- _What the task asks_: Your task is to output the entries below word for word.

- _Records provided_:
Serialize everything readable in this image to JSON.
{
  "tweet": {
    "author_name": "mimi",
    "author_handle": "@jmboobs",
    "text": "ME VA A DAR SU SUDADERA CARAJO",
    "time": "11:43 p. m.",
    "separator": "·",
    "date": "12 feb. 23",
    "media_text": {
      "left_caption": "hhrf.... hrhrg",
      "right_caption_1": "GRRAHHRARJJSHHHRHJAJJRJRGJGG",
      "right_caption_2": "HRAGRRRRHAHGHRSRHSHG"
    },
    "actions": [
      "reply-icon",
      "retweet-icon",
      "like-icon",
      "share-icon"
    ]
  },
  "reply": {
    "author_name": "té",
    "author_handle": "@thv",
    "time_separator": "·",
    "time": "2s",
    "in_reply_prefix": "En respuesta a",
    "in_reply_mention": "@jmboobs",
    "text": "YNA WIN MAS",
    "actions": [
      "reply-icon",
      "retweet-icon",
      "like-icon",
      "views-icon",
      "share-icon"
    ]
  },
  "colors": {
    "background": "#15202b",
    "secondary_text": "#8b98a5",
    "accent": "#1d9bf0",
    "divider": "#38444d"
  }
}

- _Response to the exercise_:
Serialize everything readable in this image to JSON.
{
  "tweet": {
    "author_name": "mimi",
    "author_handle": "@jmboobs",
    "text": "ME VA A DAR SU SUDADERA CARAJO",
    "time": "11:43 p. m.",
    "separator": "·",
    "date": "12 feb. 23",
    "media_text": {
      "left_caption": "hhrf.... hrhrg",
      "right_caption_1": "GRRAHHRARJJSHHHRHJAJJRJRGJGG",
      "right_caption_2": "HRAGRRRRHAHGHRSRHSHG"
    },
    "actions": [
      "reply-icon",
      "retweet-icon",
      "like-icon",
      "share-icon"
    ]
  },
  "reply": {
    "author_name": "té",
    "author_handle": "@thv",
    "time_separator": "·",
    "time": "2s",
    "in_reply_prefix": "En respuesta a",
    "in_reply_mention": "@jmboobs",
    "text": "YNA WIN MAS",
    "actions": [
      "reply-icon",
      "retweet-icon",
      "like-icon",
      "views-icon",
      "share-icon"
    ]
  },
  "colors": {
    "background": "#15202b",
    "secondary_text": "#8b98a5",
    "accent": "#1d9bf0",
    "divider": "#38444d"
  }
}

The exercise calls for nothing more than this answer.